WHAT YOU ARE ASKED TO DO:
Return all lines from the listing below in which the string "home" occurs.

RAW DATA:
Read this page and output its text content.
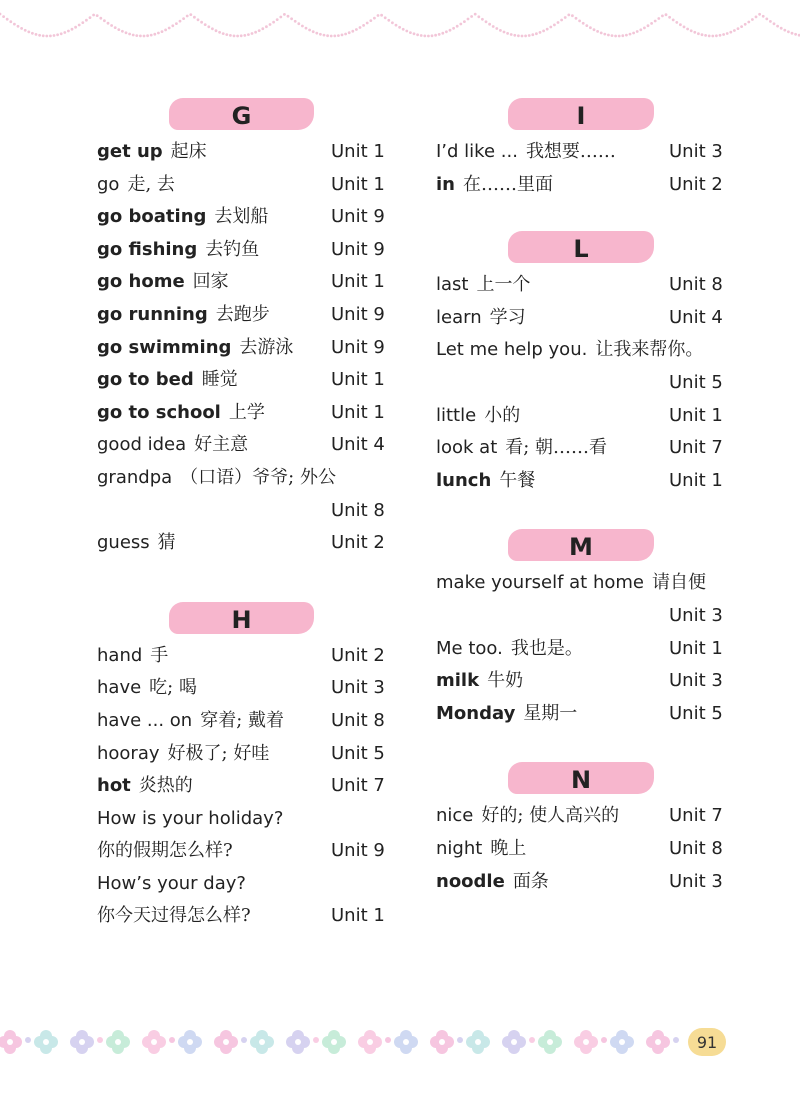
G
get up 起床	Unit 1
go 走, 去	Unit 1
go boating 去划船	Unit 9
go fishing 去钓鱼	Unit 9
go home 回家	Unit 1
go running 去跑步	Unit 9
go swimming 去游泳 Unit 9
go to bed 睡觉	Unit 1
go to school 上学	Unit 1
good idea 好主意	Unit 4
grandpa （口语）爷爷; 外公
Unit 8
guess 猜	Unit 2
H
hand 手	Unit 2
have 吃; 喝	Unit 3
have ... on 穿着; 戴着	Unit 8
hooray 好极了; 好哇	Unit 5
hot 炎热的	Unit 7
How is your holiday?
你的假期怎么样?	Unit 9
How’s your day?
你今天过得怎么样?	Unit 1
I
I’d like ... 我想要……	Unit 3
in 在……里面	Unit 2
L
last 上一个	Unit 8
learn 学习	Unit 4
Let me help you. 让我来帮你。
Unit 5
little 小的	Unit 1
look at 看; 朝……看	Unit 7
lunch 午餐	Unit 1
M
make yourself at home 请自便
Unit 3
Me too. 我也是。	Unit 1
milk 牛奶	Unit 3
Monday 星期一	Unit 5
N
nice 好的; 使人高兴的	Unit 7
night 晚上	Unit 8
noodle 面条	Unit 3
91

==

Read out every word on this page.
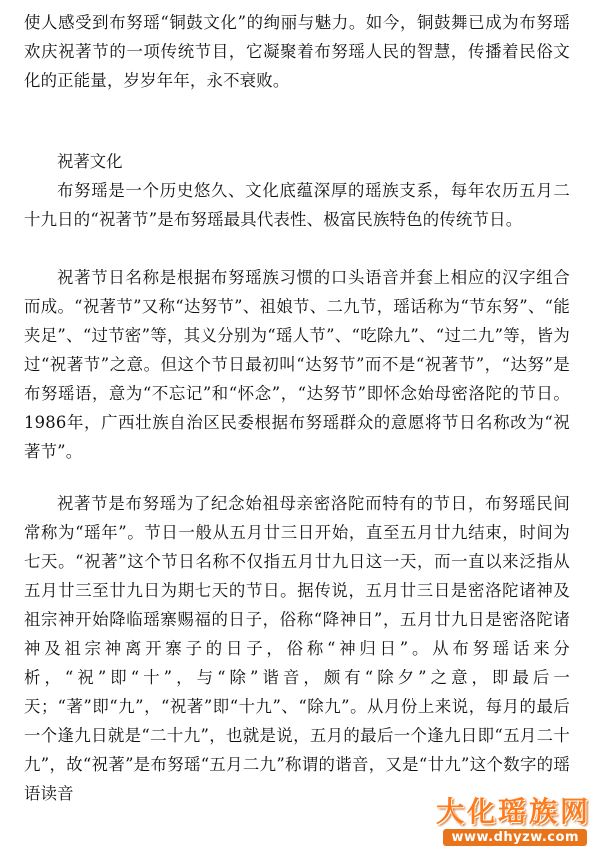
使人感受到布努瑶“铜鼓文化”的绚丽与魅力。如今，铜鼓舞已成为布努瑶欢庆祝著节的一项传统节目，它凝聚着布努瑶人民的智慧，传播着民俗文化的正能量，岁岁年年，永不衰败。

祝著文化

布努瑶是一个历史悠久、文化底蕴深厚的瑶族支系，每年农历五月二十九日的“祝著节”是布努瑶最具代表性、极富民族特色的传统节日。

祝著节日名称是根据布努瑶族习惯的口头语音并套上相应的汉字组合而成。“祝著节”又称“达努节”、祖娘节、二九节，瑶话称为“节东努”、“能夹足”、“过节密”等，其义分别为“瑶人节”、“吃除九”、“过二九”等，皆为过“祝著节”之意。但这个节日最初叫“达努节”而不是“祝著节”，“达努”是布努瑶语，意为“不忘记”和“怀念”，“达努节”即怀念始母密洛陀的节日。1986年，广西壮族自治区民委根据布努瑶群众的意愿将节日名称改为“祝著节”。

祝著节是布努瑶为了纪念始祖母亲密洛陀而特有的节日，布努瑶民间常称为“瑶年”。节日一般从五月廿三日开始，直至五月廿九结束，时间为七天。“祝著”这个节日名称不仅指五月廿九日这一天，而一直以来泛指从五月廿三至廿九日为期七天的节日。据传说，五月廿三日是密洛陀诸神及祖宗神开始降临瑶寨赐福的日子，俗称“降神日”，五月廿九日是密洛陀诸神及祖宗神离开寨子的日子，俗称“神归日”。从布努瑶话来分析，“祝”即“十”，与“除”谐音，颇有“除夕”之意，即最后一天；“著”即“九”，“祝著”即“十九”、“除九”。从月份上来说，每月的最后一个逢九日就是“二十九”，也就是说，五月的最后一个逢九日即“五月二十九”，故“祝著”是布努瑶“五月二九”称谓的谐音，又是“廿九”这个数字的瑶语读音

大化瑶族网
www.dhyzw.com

FINISHED TASK:
go home 回家	Unit 1
make yourself at home 请自便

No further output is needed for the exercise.